▶ Problem details
Reproduce exactly the lines from the line containing "Extract all readable text from this page." through the end of the records below, including both ends, and nothing else.

[Saved entries]
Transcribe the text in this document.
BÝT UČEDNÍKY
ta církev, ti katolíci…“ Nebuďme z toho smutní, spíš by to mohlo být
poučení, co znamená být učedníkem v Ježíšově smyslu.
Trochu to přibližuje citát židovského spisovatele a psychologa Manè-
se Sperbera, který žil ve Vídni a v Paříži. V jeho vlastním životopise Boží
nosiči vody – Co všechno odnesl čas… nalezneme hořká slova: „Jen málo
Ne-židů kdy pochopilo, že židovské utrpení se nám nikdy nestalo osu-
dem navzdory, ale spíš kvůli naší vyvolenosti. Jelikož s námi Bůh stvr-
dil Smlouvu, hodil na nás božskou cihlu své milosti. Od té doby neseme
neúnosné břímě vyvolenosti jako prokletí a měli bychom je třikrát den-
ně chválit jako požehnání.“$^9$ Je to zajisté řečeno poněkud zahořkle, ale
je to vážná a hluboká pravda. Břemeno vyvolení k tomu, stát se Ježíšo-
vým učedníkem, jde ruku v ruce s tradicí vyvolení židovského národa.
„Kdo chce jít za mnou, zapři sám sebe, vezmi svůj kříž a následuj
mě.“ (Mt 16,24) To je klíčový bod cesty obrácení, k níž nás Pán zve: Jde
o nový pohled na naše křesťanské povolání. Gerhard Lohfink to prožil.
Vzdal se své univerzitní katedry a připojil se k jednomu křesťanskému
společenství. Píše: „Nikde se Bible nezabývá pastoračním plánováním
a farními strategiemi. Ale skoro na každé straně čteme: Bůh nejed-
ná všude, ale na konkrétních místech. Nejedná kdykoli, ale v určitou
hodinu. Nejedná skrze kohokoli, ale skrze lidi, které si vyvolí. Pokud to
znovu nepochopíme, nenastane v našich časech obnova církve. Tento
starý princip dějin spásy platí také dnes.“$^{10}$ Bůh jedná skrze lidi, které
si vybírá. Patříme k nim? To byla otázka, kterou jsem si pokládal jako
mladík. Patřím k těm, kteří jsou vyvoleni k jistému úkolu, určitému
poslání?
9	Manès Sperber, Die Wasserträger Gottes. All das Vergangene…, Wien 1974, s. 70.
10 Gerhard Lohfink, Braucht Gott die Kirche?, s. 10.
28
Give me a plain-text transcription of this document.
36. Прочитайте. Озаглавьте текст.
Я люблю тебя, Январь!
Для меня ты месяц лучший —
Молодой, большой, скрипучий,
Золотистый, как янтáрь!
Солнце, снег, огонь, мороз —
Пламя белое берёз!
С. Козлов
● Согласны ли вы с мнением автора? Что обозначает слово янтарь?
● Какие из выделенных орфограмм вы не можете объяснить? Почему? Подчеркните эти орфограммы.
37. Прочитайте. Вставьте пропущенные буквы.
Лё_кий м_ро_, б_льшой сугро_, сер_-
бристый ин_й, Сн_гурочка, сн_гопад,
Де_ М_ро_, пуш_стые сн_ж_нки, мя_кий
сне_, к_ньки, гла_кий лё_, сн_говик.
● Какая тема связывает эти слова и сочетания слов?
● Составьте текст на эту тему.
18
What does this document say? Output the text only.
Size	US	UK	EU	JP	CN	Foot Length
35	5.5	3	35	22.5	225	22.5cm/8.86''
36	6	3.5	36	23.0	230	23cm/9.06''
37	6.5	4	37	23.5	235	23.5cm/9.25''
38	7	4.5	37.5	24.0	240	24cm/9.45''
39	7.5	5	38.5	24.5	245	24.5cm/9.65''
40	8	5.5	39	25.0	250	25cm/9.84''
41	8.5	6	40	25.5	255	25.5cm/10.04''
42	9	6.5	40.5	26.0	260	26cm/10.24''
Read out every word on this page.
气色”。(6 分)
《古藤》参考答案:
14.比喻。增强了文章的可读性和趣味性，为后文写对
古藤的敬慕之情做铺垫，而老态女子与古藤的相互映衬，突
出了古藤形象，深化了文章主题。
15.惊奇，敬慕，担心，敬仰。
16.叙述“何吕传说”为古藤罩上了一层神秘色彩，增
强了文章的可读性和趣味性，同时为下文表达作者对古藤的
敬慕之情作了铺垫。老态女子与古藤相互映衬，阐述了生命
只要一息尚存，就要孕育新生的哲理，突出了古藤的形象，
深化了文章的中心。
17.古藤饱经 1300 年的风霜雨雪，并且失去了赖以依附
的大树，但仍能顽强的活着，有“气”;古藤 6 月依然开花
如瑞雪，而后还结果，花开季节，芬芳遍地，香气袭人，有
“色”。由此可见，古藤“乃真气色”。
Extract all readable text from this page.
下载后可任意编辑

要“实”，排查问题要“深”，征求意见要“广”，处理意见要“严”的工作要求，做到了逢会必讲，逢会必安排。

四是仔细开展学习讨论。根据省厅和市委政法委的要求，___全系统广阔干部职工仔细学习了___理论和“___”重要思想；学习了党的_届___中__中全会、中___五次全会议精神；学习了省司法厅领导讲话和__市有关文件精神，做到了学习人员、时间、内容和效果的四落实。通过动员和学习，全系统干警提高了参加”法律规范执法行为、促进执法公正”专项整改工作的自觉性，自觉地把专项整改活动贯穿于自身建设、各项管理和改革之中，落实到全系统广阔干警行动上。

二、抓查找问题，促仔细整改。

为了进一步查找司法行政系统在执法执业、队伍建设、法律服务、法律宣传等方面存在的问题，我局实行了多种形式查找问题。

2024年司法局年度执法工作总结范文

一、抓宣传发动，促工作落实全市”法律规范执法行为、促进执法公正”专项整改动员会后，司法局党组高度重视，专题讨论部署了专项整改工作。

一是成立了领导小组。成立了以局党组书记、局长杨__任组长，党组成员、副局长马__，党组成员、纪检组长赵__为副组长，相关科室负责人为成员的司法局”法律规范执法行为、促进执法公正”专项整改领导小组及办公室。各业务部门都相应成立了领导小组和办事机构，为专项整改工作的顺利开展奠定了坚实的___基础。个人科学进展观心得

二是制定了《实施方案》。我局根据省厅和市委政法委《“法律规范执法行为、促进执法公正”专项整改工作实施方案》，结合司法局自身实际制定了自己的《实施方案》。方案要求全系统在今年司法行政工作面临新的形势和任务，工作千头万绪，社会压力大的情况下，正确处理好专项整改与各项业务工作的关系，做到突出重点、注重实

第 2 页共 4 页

▶ Correct result
Extract all readable text from this page.
下载后可任意编辑

要“实”，排查问题要“深”，征求意见要“广”，处理意见要“严”的工作要求，做到了逢会必讲，逢会必安排。

四是仔细开展学习讨论。根据省厅和市委政法委的要求，___全系统广阔干部职工仔细学习了___理论和“___”重要思想；学习了党的_届___中__中全会、中___五次全会议精神；学习了省司法厅领导讲话和__市有关文件精神，做到了学习人员、时间、内容和效果的四落实。通过动员和学习，全系统干警提高了参加”法律规范执法行为、促进执法公正”专项整改工作的自觉性，自觉地把专项整改活动贯穿于自身建设、各项管理和改革之中，落实到全系统广阔干警行动上。

二、抓查找问题，促仔细整改。

为了进一步查找司法行政系统在执法执业、队伍建设、法律服务、法律宣传等方面存在的问题，我局实行了多种形式查找问题。

2024年司法局年度执法工作总结范文

一、抓宣传发动，促工作落实全市”法律规范执法行为、促进执法公正”专项整改动员会后，司法局党组高度重视，专题讨论部署了专项整改工作。

一是成立了领导小组。成立了以局党组书记、局长杨__任组长，党组成员、副局长马__，党组成员、纪检组长赵__为副组长，相关科室负责人为成员的司法局”法律规范执法行为、促进执法公正”专项整改领导小组及办公室。各业务部门都相应成立了领导小组和办事机构，为专项整改工作的顺利开展奠定了坚实的___基础。个人科学进展观心得

二是制定了《实施方案》。我局根据省厅和市委政法委《“法律规范执法行为、促进执法公正”专项整改工作实施方案》，结合司法局自身实际制定了自己的《实施方案》。方案要求全系统在今年司法行政工作面临新的形势和任务，工作千头万绪，社会压力大的情况下，正确处理好专项整改与各项业务工作的关系，做到突出重点、注重实

第 2 页共 4 页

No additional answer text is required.